=== Data excerpts ===
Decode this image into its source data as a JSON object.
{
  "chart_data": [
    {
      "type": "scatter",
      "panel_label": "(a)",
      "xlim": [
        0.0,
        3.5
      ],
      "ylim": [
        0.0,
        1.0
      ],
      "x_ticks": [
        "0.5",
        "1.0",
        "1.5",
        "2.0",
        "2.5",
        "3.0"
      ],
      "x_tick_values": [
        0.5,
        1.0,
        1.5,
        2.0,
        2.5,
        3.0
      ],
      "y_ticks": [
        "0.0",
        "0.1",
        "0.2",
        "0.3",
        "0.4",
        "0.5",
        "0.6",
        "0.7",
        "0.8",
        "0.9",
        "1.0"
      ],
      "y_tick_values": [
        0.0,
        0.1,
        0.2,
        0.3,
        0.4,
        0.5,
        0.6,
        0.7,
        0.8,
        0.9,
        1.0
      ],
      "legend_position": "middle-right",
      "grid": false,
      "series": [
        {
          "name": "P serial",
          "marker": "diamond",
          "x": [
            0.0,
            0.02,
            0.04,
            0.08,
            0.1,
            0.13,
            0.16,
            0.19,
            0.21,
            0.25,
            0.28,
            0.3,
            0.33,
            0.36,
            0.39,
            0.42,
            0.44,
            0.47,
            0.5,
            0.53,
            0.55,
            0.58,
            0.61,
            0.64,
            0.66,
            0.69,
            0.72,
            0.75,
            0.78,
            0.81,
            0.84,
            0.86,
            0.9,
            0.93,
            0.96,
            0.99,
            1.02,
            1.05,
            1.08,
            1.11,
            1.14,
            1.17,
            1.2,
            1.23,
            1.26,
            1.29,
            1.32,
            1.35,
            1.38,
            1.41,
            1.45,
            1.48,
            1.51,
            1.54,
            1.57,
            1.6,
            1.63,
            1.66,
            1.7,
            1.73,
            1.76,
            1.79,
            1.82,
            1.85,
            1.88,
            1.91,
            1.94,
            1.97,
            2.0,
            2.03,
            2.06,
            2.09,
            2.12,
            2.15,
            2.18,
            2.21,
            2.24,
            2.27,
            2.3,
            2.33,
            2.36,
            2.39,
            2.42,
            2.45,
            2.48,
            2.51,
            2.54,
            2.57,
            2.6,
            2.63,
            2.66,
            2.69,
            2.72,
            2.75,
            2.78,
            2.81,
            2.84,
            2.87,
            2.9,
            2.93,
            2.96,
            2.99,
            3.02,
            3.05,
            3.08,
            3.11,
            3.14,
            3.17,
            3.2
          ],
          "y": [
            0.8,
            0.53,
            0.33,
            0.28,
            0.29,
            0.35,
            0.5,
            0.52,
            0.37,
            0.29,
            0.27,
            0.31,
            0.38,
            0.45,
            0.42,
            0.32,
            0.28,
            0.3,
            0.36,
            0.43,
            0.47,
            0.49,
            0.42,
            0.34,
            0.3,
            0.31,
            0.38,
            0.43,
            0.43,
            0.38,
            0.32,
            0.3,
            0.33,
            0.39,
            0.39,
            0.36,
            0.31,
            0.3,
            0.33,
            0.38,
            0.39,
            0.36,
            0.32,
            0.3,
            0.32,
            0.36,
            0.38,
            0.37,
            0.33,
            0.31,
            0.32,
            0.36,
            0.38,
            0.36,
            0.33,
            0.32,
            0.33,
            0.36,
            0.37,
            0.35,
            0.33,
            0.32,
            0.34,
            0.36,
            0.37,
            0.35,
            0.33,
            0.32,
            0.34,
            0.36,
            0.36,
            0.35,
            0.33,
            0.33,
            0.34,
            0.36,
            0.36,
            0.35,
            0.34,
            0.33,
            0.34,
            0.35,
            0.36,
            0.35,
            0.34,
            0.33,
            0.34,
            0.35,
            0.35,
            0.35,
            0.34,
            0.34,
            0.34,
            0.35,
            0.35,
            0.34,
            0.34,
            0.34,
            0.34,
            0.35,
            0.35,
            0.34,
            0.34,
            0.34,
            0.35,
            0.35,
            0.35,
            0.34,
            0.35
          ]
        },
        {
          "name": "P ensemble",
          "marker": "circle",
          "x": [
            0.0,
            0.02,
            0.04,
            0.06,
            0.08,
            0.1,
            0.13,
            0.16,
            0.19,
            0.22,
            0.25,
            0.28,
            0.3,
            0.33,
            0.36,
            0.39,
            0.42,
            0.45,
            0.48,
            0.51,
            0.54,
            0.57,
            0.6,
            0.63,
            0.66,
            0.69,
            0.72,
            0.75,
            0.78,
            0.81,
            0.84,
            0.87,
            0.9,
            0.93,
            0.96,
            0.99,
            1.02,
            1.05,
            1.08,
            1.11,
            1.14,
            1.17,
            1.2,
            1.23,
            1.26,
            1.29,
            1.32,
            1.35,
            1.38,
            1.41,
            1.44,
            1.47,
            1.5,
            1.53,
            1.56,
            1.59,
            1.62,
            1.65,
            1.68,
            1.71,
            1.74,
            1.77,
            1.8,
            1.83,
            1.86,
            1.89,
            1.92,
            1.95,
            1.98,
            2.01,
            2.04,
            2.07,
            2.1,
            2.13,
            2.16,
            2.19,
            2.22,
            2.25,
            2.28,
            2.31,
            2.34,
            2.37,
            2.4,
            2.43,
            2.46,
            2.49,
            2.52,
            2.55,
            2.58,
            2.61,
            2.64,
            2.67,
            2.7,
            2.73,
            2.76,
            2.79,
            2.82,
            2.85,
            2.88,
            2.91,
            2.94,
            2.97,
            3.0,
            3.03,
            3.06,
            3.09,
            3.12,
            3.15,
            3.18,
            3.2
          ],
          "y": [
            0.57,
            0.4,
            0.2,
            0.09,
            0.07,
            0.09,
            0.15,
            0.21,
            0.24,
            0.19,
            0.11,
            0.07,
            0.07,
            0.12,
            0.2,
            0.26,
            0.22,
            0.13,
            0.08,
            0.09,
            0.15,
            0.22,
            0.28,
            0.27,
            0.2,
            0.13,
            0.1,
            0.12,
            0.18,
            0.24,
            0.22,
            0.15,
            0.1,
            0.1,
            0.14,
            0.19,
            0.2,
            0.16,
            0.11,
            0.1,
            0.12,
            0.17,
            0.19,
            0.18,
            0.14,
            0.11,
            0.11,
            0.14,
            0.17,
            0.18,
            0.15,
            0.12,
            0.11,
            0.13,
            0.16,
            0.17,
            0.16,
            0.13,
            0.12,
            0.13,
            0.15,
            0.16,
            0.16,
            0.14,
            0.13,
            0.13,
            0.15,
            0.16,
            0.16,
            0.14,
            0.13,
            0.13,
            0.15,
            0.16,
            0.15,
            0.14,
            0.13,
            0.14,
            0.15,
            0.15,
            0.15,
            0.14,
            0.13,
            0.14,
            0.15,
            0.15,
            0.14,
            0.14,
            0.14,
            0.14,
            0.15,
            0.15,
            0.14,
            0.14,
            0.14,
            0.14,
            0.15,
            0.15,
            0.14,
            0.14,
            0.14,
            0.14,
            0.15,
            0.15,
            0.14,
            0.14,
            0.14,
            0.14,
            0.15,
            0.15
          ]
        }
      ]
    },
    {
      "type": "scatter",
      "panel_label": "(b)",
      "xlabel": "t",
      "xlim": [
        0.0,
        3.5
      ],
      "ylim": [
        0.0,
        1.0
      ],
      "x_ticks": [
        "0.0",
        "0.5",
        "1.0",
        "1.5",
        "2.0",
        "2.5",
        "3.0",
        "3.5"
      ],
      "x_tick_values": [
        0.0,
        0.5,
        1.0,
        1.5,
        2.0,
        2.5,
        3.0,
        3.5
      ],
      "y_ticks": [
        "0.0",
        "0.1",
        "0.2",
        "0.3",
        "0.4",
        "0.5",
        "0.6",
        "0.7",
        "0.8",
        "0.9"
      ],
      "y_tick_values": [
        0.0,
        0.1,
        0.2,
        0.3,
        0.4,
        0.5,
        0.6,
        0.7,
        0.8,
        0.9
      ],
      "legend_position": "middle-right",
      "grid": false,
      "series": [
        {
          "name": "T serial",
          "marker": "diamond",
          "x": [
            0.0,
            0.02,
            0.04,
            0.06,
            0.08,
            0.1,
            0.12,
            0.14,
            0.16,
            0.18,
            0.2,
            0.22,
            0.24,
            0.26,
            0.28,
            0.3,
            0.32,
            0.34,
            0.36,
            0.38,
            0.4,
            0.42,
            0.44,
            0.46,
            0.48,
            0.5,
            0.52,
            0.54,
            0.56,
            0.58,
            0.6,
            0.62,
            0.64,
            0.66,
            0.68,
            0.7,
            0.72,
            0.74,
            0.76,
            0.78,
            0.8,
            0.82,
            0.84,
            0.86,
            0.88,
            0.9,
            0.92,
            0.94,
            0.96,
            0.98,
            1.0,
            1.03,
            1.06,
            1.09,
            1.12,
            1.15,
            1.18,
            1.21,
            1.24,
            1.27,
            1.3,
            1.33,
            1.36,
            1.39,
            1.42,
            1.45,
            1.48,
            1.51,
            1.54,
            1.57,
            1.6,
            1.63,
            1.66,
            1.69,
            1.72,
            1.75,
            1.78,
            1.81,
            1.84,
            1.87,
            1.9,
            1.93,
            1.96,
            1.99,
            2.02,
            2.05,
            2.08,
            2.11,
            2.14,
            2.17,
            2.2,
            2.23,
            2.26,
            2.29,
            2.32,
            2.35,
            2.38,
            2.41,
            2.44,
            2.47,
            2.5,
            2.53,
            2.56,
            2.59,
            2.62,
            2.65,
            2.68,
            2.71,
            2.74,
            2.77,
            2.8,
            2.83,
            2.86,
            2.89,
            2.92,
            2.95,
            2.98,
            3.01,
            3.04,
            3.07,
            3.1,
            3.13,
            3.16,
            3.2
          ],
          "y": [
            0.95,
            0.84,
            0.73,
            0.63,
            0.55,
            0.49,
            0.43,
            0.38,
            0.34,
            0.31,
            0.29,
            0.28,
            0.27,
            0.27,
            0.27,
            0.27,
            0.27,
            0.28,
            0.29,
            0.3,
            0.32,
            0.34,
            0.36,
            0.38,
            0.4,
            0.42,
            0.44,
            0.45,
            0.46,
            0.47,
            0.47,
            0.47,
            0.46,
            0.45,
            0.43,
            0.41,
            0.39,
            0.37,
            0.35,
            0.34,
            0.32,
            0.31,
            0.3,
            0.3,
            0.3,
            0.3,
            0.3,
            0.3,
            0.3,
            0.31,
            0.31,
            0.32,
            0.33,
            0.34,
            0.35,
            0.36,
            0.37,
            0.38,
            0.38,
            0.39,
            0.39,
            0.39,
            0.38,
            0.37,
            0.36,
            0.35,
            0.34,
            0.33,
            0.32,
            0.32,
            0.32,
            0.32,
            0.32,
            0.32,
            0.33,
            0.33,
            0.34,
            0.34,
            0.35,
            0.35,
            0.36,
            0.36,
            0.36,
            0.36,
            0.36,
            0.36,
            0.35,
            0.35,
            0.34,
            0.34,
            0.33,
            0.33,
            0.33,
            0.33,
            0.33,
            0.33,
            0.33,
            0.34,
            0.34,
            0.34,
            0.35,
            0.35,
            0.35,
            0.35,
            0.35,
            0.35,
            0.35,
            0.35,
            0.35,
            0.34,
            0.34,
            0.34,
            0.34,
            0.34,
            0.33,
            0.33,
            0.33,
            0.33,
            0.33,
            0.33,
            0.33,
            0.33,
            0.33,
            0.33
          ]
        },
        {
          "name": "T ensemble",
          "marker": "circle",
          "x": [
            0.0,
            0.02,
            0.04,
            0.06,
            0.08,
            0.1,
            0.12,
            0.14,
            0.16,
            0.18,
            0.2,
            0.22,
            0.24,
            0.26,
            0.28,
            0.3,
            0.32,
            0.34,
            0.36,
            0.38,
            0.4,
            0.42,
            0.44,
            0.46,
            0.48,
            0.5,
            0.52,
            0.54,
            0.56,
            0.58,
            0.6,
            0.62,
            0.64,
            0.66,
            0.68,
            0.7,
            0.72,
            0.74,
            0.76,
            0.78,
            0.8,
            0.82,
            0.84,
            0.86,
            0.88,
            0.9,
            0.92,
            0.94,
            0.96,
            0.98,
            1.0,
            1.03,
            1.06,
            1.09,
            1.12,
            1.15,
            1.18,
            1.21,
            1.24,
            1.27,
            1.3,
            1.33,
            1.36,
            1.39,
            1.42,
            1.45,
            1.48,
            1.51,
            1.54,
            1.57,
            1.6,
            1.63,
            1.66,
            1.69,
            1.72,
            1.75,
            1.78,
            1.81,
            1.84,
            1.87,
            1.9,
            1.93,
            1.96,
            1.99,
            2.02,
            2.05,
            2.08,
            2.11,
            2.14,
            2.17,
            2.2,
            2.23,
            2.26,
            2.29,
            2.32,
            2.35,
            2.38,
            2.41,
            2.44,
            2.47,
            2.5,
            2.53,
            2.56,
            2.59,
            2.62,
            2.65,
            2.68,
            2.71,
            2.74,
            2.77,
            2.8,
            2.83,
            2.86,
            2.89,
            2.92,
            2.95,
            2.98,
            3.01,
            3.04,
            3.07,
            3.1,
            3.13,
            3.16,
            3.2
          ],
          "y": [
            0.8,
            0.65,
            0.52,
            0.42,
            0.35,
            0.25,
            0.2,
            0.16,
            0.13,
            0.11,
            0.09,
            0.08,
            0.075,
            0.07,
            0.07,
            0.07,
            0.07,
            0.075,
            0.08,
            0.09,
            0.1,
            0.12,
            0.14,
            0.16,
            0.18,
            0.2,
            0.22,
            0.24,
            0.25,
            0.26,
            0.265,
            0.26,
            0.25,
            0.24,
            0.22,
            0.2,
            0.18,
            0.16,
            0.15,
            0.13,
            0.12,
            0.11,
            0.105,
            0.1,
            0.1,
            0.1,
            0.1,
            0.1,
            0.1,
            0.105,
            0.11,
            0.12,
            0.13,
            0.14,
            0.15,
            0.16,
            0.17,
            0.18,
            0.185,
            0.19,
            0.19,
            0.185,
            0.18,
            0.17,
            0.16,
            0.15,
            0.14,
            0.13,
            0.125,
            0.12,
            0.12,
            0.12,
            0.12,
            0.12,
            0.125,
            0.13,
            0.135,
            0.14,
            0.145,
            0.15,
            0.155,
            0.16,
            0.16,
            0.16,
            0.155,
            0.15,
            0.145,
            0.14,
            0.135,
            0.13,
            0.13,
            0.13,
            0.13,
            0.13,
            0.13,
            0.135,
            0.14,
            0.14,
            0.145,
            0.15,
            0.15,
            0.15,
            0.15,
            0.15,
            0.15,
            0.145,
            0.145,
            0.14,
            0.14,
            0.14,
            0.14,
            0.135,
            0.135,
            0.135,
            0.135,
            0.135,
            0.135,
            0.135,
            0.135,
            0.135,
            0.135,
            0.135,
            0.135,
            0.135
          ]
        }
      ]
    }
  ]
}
===
> **Exercise objective**
Using the records above, find and show each line with the string "name".

> **The reply**
          "name": "P serial",
          "name": "P ensemble",
          "name": "T serial",
          "name": "T ensemble",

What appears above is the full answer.